◆ What you are asked to do
All of the listing below must be repeated word for word. Pictures are the only thing to omit.

——————

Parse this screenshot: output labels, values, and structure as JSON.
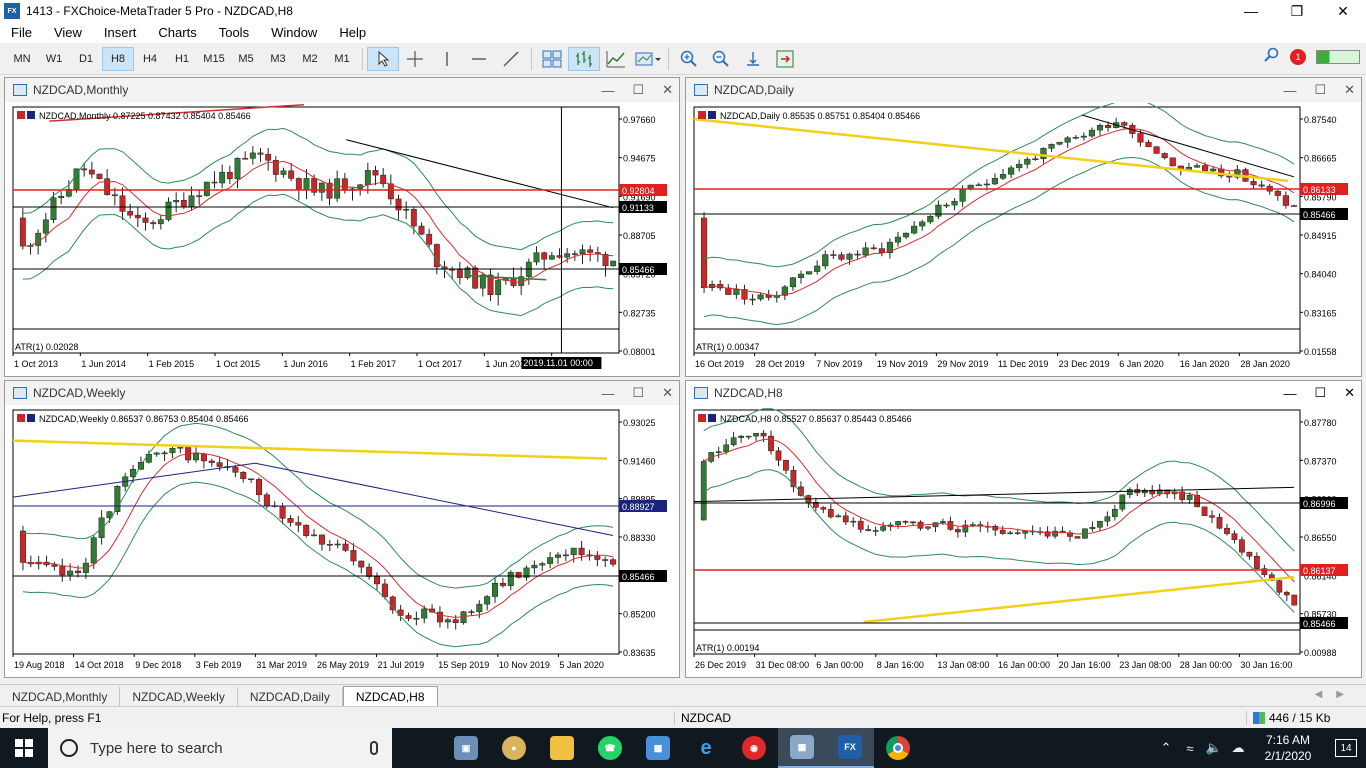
{
  "window": {
    "title": "1413 - FXChoice-MetaTrader 5 Pro - NZDCAD,H8",
    "icon_text": "FX"
  },
  "menu": [
    "File",
    "View",
    "Insert",
    "Charts",
    "Tools",
    "Window",
    "Help"
  ],
  "toolbar": {
    "timeframes": [
      "MN",
      "W1",
      "D1",
      "H8",
      "H4",
      "H1",
      "M15",
      "M5",
      "M3",
      "M2",
      "M1"
    ],
    "active_timeframe": "H8",
    "notification_count": "1"
  },
  "charts": [
    {
      "id": "monthly",
      "window_title": "NZDCAD,Monthly",
      "header": "NZDCAD,Monthly  0.87225 0.87432 0.85404 0.85466",
      "y_ticks": [
        "0.97660",
        "0.94675",
        "0.91690",
        "0.88705",
        "0.85720",
        "0.82735",
        "0.08001"
      ],
      "price_tags": [
        {
          "value": "0.92804",
          "kind": "red"
        },
        {
          "value": "0.91133",
          "kind": "black"
        },
        {
          "value": "0.85466",
          "kind": "black"
        }
      ],
      "x_ticks": [
        "1 Oct 2013",
        "1 Jun 2014",
        "1 Feb 2015",
        "1 Oct 2015",
        "1 Jun 2016",
        "1 Feb 2017",
        "1 Oct 2017",
        "1 Jun 2018",
        "1 Feb 2"
      ],
      "crosshair_label": "2019.11.01 00:00",
      "atr_label": "ATR(1) 0.02028",
      "seed": 11
    },
    {
      "id": "daily",
      "window_title": "NZDCAD,Daily",
      "header": "NZDCAD,Daily  0.85535 0.85751 0.85404 0.85466",
      "y_ticks": [
        "0.87540",
        "0.86665",
        "0.85790",
        "0.84915",
        "0.84040",
        "0.83165",
        "0.01558"
      ],
      "price_tags": [
        {
          "value": "0.86133",
          "kind": "red"
        },
        {
          "value": "0.85466",
          "kind": "black"
        }
      ],
      "x_ticks": [
        "16 Oct 2019",
        "28 Oct 2019",
        "7 Nov 2019",
        "19 Nov 2019",
        "29 Nov 2019",
        "11 Dec 2019",
        "23 Dec 2019",
        "6 Jan 2020",
        "16 Jan 2020",
        "28 Jan 2020"
      ],
      "atr_label": "ATR(1) 0.00347",
      "seed": 23
    },
    {
      "id": "weekly",
      "window_title": "NZDCAD,Weekly",
      "header": "NZDCAD,Weekly  0.86537 0.86753 0.85404 0.85466",
      "y_ticks": [
        "0.93025",
        "0.91460",
        "0.89895",
        "0.88330",
        "0.86765",
        "0.85200",
        "0.83635"
      ],
      "price_tags": [
        {
          "value": "0.88927",
          "kind": "blue"
        },
        {
          "value": "0.85466",
          "kind": "black"
        }
      ],
      "x_ticks": [
        "19 Aug 2018",
        "14 Oct 2018",
        "9 Dec 2018",
        "3 Feb 2019",
        "31 Mar 2019",
        "26 May 2019",
        "21 Jul 2019",
        "15 Sep 2019",
        "10 Nov 2019",
        "5 Jan 2020"
      ],
      "seed": 37
    },
    {
      "id": "h8",
      "window_title": "NZDCAD,H8",
      "header": "NZDCAD,H8  0.85527 0.85637 0.85443 0.85466",
      "y_ticks": [
        "0.87780",
        "0.87370",
        "0.86960",
        "0.86550",
        "0.86140",
        "0.85730",
        "0.00988"
      ],
      "price_tags": [
        {
          "value": "0.86996",
          "kind": "black"
        },
        {
          "value": "0.86137",
          "kind": "red"
        },
        {
          "value": "0.85466",
          "kind": "black"
        }
      ],
      "x_ticks": [
        "26 Dec 2019",
        "31 Dec 08:00",
        "6 Jan 00:00",
        "8 Jan 16:00",
        "13 Jan 08:00",
        "16 Jan 00:00",
        "20 Jan 16:00",
        "23 Jan 08:00",
        "28 Jan 00:00",
        "30 Jan 16:00"
      ],
      "atr_label": "ATR(1) 0.00194",
      "seed": 51
    }
  ],
  "tabs": [
    "NZDCAD,Monthly",
    "NZDCAD,Weekly",
    "NZDCAD,Daily",
    "NZDCAD,H8"
  ],
  "active_tab": "NZDCAD,H8",
  "status": {
    "help": "For Help, press F1",
    "symbol": "NZDCAD",
    "traffic": "446 / 15 Kb"
  },
  "taskbar": {
    "search_placeholder": "Type here to search",
    "time": "7:16 AM",
    "date": "2/1/2020",
    "notification_count": "14",
    "apps": [
      "file-explorer",
      "paint",
      "folder",
      "whatsapp",
      "remote-desktop",
      "internet-explorer",
      "screen-recorder",
      "mt5-pinned",
      "fxchoice",
      "chrome"
    ]
  },
  "colors": {
    "bull": "#2e7d32",
    "bear": "#c62828",
    "ma_red": "#d32f2f",
    "bands": "#2e8b57",
    "yellow_line": "#f2d017",
    "blue_ma": "#1a237e"
  }
}
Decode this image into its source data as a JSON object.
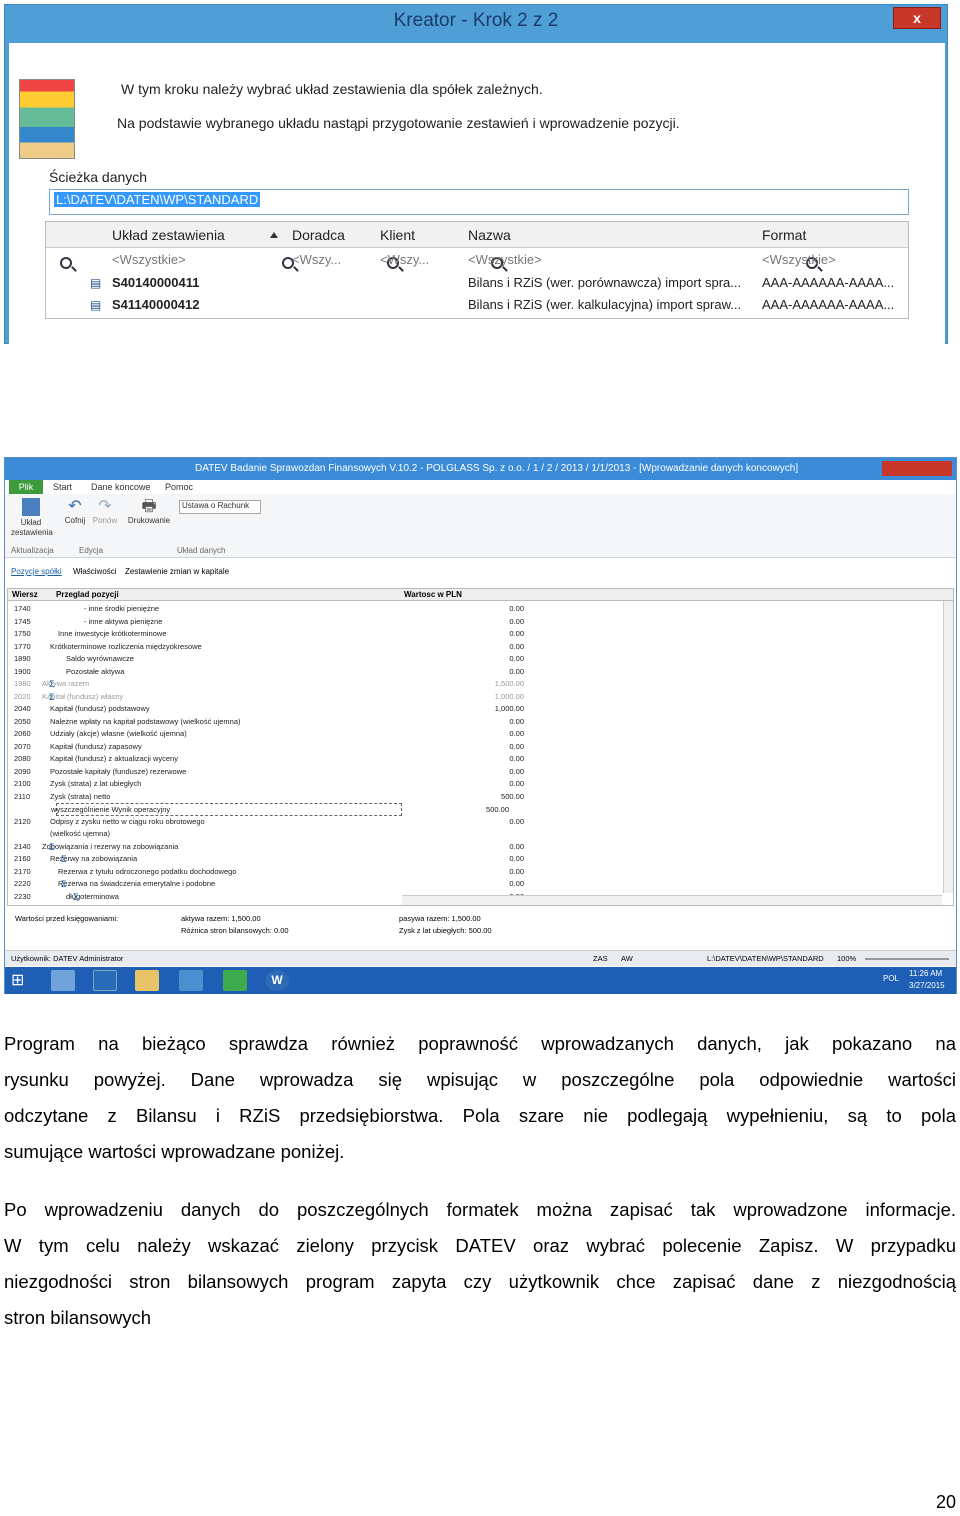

——————

◆ Finished exercise
Parse this screenshot: output labels, values, and structure as JSON.
{
  "window": {
    "title": "1413 - FXChoice-MetaTrader 5 Pro - NZDCAD,H8",
    "icon_text": "FX"
  },
  "menu": [
    "File",
    "View",
    "Insert",
    "Charts",
    "Tools",
    "Window",
    "Help"
  ],
  "toolbar": {
    "timeframes": [
      "MN",
      "W1",
      "D1",
      "H8",
      "H4",
      "H1",
      "M15",
      "M5",
      "M3",
      "M2",
      "M1"
    ],
    "active_timeframe": "H8",
    "notification_count": "1"
  },
  "charts": [
    {
      "id": "monthly",
      "window_title": "NZDCAD,Monthly",
      "header": "NZDCAD,Monthly  0.87225 0.87432 0.85404 0.85466",
      "y_ticks": [
        "0.97660",
        "0.94675",
        "0.91690",
        "0.88705",
        "0.85720",
        "0.82735",
        "0.08001"
      ],
      "price_tags": [
        {
          "value": "0.92804",
          "kind": "red"
        },
        {
          "value": "0.91133",
          "kind": "black"
        },
        {
          "value": "0.85466",
          "kind": "black"
        }
      ],
      "x_ticks": [
        "1 Oct 2013",
        "1 Jun 2014",
        "1 Feb 2015",
        "1 Oct 2015",
        "1 Jun 2016",
        "1 Feb 2017",
        "1 Oct 2017",
        "1 Jun 2018",
        "1 Feb 2"
      ],
      "crosshair_label": "2019.11.01 00:00",
      "atr_label": "ATR(1) 0.02028",
      "seed": 11
    },
    {
      "id": "daily",
      "window_title": "NZDCAD,Daily",
      "header": "NZDCAD,Daily  0.85535 0.85751 0.85404 0.85466",
      "y_ticks": [
        "0.87540",
        "0.86665",
        "0.85790",
        "0.84915",
        "0.84040",
        "0.83165",
        "0.01558"
      ],
      "price_tags": [
        {
          "value": "0.86133",
          "kind": "red"
        },
        {
          "value": "0.85466",
          "kind": "black"
        }
      ],
      "x_ticks": [
        "16 Oct 2019",
        "28 Oct 2019",
        "7 Nov 2019",
        "19 Nov 2019",
        "29 Nov 2019",
        "11 Dec 2019",
        "23 Dec 2019",
        "6 Jan 2020",
        "16 Jan 2020",
        "28 Jan 2020"
      ],
      "atr_label": "ATR(1) 0.00347",
      "seed": 23
    },
    {
      "id": "weekly",
      "window_title": "NZDCAD,Weekly",
      "header": "NZDCAD,Weekly  0.86537 0.86753 0.85404 0.85466",
      "y_ticks": [
        "0.93025",
        "0.91460",
        "0.89895",
        "0.88330",
        "0.86765",
        "0.85200",
        "0.83635"
      ],
      "price_tags": [
        {
          "value": "0.88927",
          "kind": "blue"
        },
        {
          "value": "0.85466",
          "kind": "black"
        }
      ],
      "x_ticks": [
        "19 Aug 2018",
        "14 Oct 2018",
        "9 Dec 2018",
        "3 Feb 2019",
        "31 Mar 2019",
        "26 May 2019",
        "21 Jul 2019",
        "15 Sep 2019",
        "10 Nov 2019",
        "5 Jan 2020"
      ],
      "seed": 37
    },
    {
      "id": "h8",
      "window_title": "NZDCAD,H8",
      "header": "NZDCAD,H8  0.85527 0.85637 0.85443 0.85466",
      "y_ticks": [
        "0.87780",
        "0.87370",
        "0.86960",
        "0.86550",
        "0.86140",
        "0.85730",
        "0.00988"
      ],
      "price_tags": [
        {
          "value": "0.86996",
          "kind": "black"
        },
        {
          "value": "0.86137",
          "kind": "red"
        },
        {
          "value": "0.85466",
          "kind": "black"
        }
      ],
      "x_ticks": [
        "26 Dec 2019",
        "31 Dec 08:00",
        "6 Jan 00:00",
        "8 Jan 16:00",
        "13 Jan 08:00",
        "16 Jan 00:00",
        "20 Jan 16:00",
        "23 Jan 08:00",
        "28 Jan 00:00",
        "30 Jan 16:00"
      ],
      "atr_label": "ATR(1) 0.00194",
      "seed": 51
    }
  ],
  "tabs": [
    "NZDCAD,Monthly",
    "NZDCAD,Weekly",
    "NZDCAD,Daily",
    "NZDCAD,H8"
  ],
  "active_tab": "NZDCAD,H8",
  "status": {
    "help": "For Help, press F1",
    "symbol": "NZDCAD",
    "traffic": "446 / 15 Kb"
  },
  "taskbar": {
    "search_placeholder": "Type here to search",
    "time": "7:16 AM",
    "date": "2/1/2020",
    "notification_count": "14",
    "apps": [
      "file-explorer",
      "paint",
      "folder",
      "whatsapp",
      "remote-desktop",
      "internet-explorer",
      "screen-recorder",
      "mt5-pinned",
      "fxchoice",
      "chrome"
    ]
  },
  "colors": {
    "bull": "#2e7d32",
    "bear": "#c62828",
    "ma_red": "#d32f2f",
    "bands": "#2e8b57",
    "yellow_line": "#f2d017",
    "blue_ma": "#1a237e"
  }
}
Decode this image into its source data as a JSON object.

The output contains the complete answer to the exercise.